_Exercise task_
Below are records to repeat exactly. Omit the pictures from the copy.

== Data entries ==

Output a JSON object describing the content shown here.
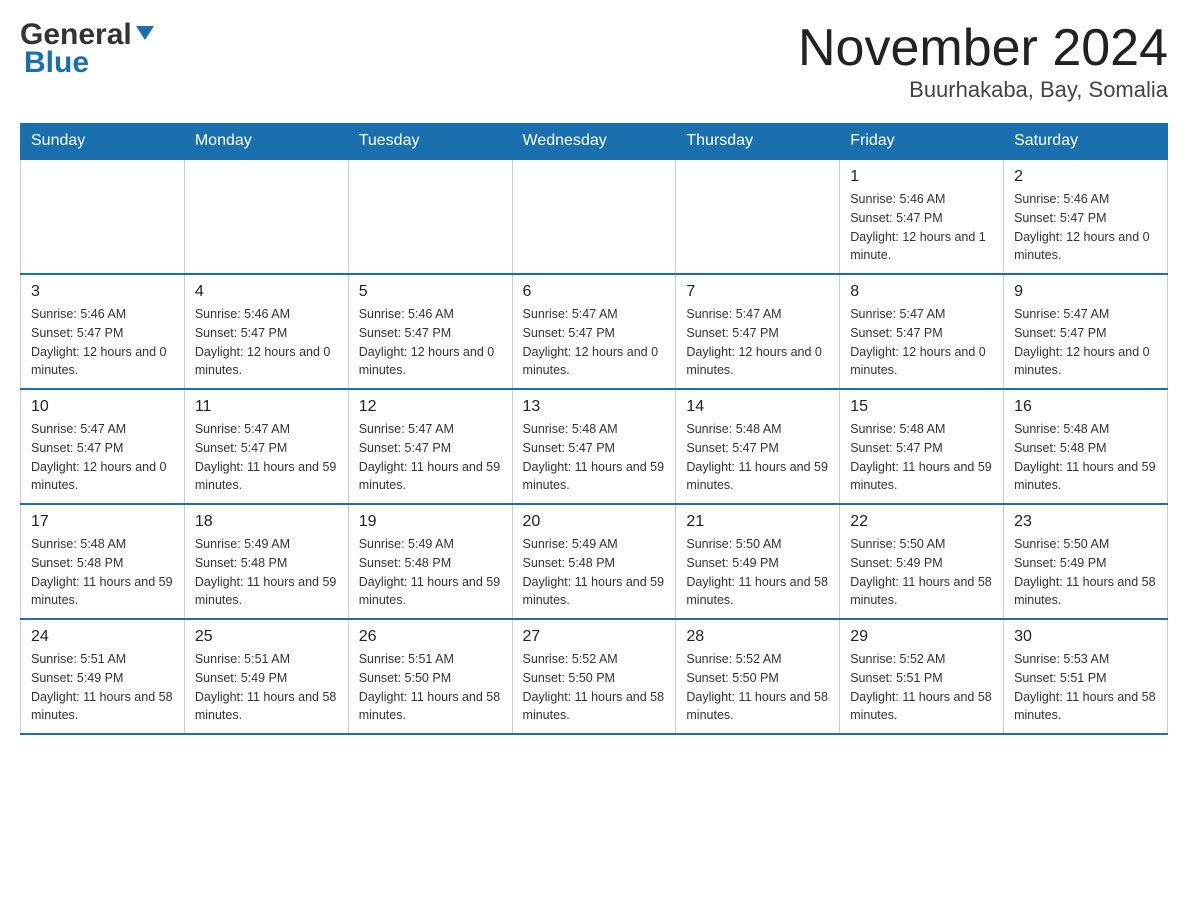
{
  "header": {
    "logo_general": "General",
    "logo_blue": "Blue",
    "title": "November 2024",
    "subtitle": "Buurhakaba, Bay, Somalia"
  },
  "days_of_week": [
    "Sunday",
    "Monday",
    "Tuesday",
    "Wednesday",
    "Thursday",
    "Friday",
    "Saturday"
  ],
  "weeks": [
    [
      {
        "day": "",
        "info": ""
      },
      {
        "day": "",
        "info": ""
      },
      {
        "day": "",
        "info": ""
      },
      {
        "day": "",
        "info": ""
      },
      {
        "day": "",
        "info": ""
      },
      {
        "day": "1",
        "info": "Sunrise: 5:46 AM\nSunset: 5:47 PM\nDaylight: 12 hours and 1 minute."
      },
      {
        "day": "2",
        "info": "Sunrise: 5:46 AM\nSunset: 5:47 PM\nDaylight: 12 hours and 0 minutes."
      }
    ],
    [
      {
        "day": "3",
        "info": "Sunrise: 5:46 AM\nSunset: 5:47 PM\nDaylight: 12 hours and 0 minutes."
      },
      {
        "day": "4",
        "info": "Sunrise: 5:46 AM\nSunset: 5:47 PM\nDaylight: 12 hours and 0 minutes."
      },
      {
        "day": "5",
        "info": "Sunrise: 5:46 AM\nSunset: 5:47 PM\nDaylight: 12 hours and 0 minutes."
      },
      {
        "day": "6",
        "info": "Sunrise: 5:47 AM\nSunset: 5:47 PM\nDaylight: 12 hours and 0 minutes."
      },
      {
        "day": "7",
        "info": "Sunrise: 5:47 AM\nSunset: 5:47 PM\nDaylight: 12 hours and 0 minutes."
      },
      {
        "day": "8",
        "info": "Sunrise: 5:47 AM\nSunset: 5:47 PM\nDaylight: 12 hours and 0 minutes."
      },
      {
        "day": "9",
        "info": "Sunrise: 5:47 AM\nSunset: 5:47 PM\nDaylight: 12 hours and 0 minutes."
      }
    ],
    [
      {
        "day": "10",
        "info": "Sunrise: 5:47 AM\nSunset: 5:47 PM\nDaylight: 12 hours and 0 minutes."
      },
      {
        "day": "11",
        "info": "Sunrise: 5:47 AM\nSunset: 5:47 PM\nDaylight: 11 hours and 59 minutes."
      },
      {
        "day": "12",
        "info": "Sunrise: 5:47 AM\nSunset: 5:47 PM\nDaylight: 11 hours and 59 minutes."
      },
      {
        "day": "13",
        "info": "Sunrise: 5:48 AM\nSunset: 5:47 PM\nDaylight: 11 hours and 59 minutes."
      },
      {
        "day": "14",
        "info": "Sunrise: 5:48 AM\nSunset: 5:47 PM\nDaylight: 11 hours and 59 minutes."
      },
      {
        "day": "15",
        "info": "Sunrise: 5:48 AM\nSunset: 5:47 PM\nDaylight: 11 hours and 59 minutes."
      },
      {
        "day": "16",
        "info": "Sunrise: 5:48 AM\nSunset: 5:48 PM\nDaylight: 11 hours and 59 minutes."
      }
    ],
    [
      {
        "day": "17",
        "info": "Sunrise: 5:48 AM\nSunset: 5:48 PM\nDaylight: 11 hours and 59 minutes."
      },
      {
        "day": "18",
        "info": "Sunrise: 5:49 AM\nSunset: 5:48 PM\nDaylight: 11 hours and 59 minutes."
      },
      {
        "day": "19",
        "info": "Sunrise: 5:49 AM\nSunset: 5:48 PM\nDaylight: 11 hours and 59 minutes."
      },
      {
        "day": "20",
        "info": "Sunrise: 5:49 AM\nSunset: 5:48 PM\nDaylight: 11 hours and 59 minutes."
      },
      {
        "day": "21",
        "info": "Sunrise: 5:50 AM\nSunset: 5:49 PM\nDaylight: 11 hours and 58 minutes."
      },
      {
        "day": "22",
        "info": "Sunrise: 5:50 AM\nSunset: 5:49 PM\nDaylight: 11 hours and 58 minutes."
      },
      {
        "day": "23",
        "info": "Sunrise: 5:50 AM\nSunset: 5:49 PM\nDaylight: 11 hours and 58 minutes."
      }
    ],
    [
      {
        "day": "24",
        "info": "Sunrise: 5:51 AM\nSunset: 5:49 PM\nDaylight: 11 hours and 58 minutes."
      },
      {
        "day": "25",
        "info": "Sunrise: 5:51 AM\nSunset: 5:49 PM\nDaylight: 11 hours and 58 minutes."
      },
      {
        "day": "26",
        "info": "Sunrise: 5:51 AM\nSunset: 5:50 PM\nDaylight: 11 hours and 58 minutes."
      },
      {
        "day": "27",
        "info": "Sunrise: 5:52 AM\nSunset: 5:50 PM\nDaylight: 11 hours and 58 minutes."
      },
      {
        "day": "28",
        "info": "Sunrise: 5:52 AM\nSunset: 5:50 PM\nDaylight: 11 hours and 58 minutes."
      },
      {
        "day": "29",
        "info": "Sunrise: 5:52 AM\nSunset: 5:51 PM\nDaylight: 11 hours and 58 minutes."
      },
      {
        "day": "30",
        "info": "Sunrise: 5:53 AM\nSunset: 5:51 PM\nDaylight: 11 hours and 58 minutes."
      }
    ]
  ]
}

===

_Solution to the problem_
Output a JSON object describing the content shown here.
{
  "header": {
    "logo_general": "General",
    "logo_blue": "Blue",
    "title": "November 2024",
    "subtitle": "Buurhakaba, Bay, Somalia"
  },
  "days_of_week": [
    "Sunday",
    "Monday",
    "Tuesday",
    "Wednesday",
    "Thursday",
    "Friday",
    "Saturday"
  ],
  "weeks": [
    [
      {
        "day": "",
        "info": ""
      },
      {
        "day": "",
        "info": ""
      },
      {
        "day": "",
        "info": ""
      },
      {
        "day": "",
        "info": ""
      },
      {
        "day": "",
        "info": ""
      },
      {
        "day": "1",
        "info": "Sunrise: 5:46 AM\nSunset: 5:47 PM\nDaylight: 12 hours and 1 minute."
      },
      {
        "day": "2",
        "info": "Sunrise: 5:46 AM\nSunset: 5:47 PM\nDaylight: 12 hours and 0 minutes."
      }
    ],
    [
      {
        "day": "3",
        "info": "Sunrise: 5:46 AM\nSunset: 5:47 PM\nDaylight: 12 hours and 0 minutes."
      },
      {
        "day": "4",
        "info": "Sunrise: 5:46 AM\nSunset: 5:47 PM\nDaylight: 12 hours and 0 minutes."
      },
      {
        "day": "5",
        "info": "Sunrise: 5:46 AM\nSunset: 5:47 PM\nDaylight: 12 hours and 0 minutes."
      },
      {
        "day": "6",
        "info": "Sunrise: 5:47 AM\nSunset: 5:47 PM\nDaylight: 12 hours and 0 minutes."
      },
      {
        "day": "7",
        "info": "Sunrise: 5:47 AM\nSunset: 5:47 PM\nDaylight: 12 hours and 0 minutes."
      },
      {
        "day": "8",
        "info": "Sunrise: 5:47 AM\nSunset: 5:47 PM\nDaylight: 12 hours and 0 minutes."
      },
      {
        "day": "9",
        "info": "Sunrise: 5:47 AM\nSunset: 5:47 PM\nDaylight: 12 hours and 0 minutes."
      }
    ],
    [
      {
        "day": "10",
        "info": "Sunrise: 5:47 AM\nSunset: 5:47 PM\nDaylight: 12 hours and 0 minutes."
      },
      {
        "day": "11",
        "info": "Sunrise: 5:47 AM\nSunset: 5:47 PM\nDaylight: 11 hours and 59 minutes."
      },
      {
        "day": "12",
        "info": "Sunrise: 5:47 AM\nSunset: 5:47 PM\nDaylight: 11 hours and 59 minutes."
      },
      {
        "day": "13",
        "info": "Sunrise: 5:48 AM\nSunset: 5:47 PM\nDaylight: 11 hours and 59 minutes."
      },
      {
        "day": "14",
        "info": "Sunrise: 5:48 AM\nSunset: 5:47 PM\nDaylight: 11 hours and 59 minutes."
      },
      {
        "day": "15",
        "info": "Sunrise: 5:48 AM\nSunset: 5:47 PM\nDaylight: 11 hours and 59 minutes."
      },
      {
        "day": "16",
        "info": "Sunrise: 5:48 AM\nSunset: 5:48 PM\nDaylight: 11 hours and 59 minutes."
      }
    ],
    [
      {
        "day": "17",
        "info": "Sunrise: 5:48 AM\nSunset: 5:48 PM\nDaylight: 11 hours and 59 minutes."
      },
      {
        "day": "18",
        "info": "Sunrise: 5:49 AM\nSunset: 5:48 PM\nDaylight: 11 hours and 59 minutes."
      },
      {
        "day": "19",
        "info": "Sunrise: 5:49 AM\nSunset: 5:48 PM\nDaylight: 11 hours and 59 minutes."
      },
      {
        "day": "20",
        "info": "Sunrise: 5:49 AM\nSunset: 5:48 PM\nDaylight: 11 hours and 59 minutes."
      },
      {
        "day": "21",
        "info": "Sunrise: 5:50 AM\nSunset: 5:49 PM\nDaylight: 11 hours and 58 minutes."
      },
      {
        "day": "22",
        "info": "Sunrise: 5:50 AM\nSunset: 5:49 PM\nDaylight: 11 hours and 58 minutes."
      },
      {
        "day": "23",
        "info": "Sunrise: 5:50 AM\nSunset: 5:49 PM\nDaylight: 11 hours and 58 minutes."
      }
    ],
    [
      {
        "day": "24",
        "info": "Sunrise: 5:51 AM\nSunset: 5:49 PM\nDaylight: 11 hours and 58 minutes."
      },
      {
        "day": "25",
        "info": "Sunrise: 5:51 AM\nSunset: 5:49 PM\nDaylight: 11 hours and 58 minutes."
      },
      {
        "day": "26",
        "info": "Sunrise: 5:51 AM\nSunset: 5:50 PM\nDaylight: 11 hours and 58 minutes."
      },
      {
        "day": "27",
        "info": "Sunrise: 5:52 AM\nSunset: 5:50 PM\nDaylight: 11 hours and 58 minutes."
      },
      {
        "day": "28",
        "info": "Sunrise: 5:52 AM\nSunset: 5:50 PM\nDaylight: 11 hours and 58 minutes."
      },
      {
        "day": "29",
        "info": "Sunrise: 5:52 AM\nSunset: 5:51 PM\nDaylight: 11 hours and 58 minutes."
      },
      {
        "day": "30",
        "info": "Sunrise: 5:53 AM\nSunset: 5:51 PM\nDaylight: 11 hours and 58 minutes."
      }
    ]
  ]
}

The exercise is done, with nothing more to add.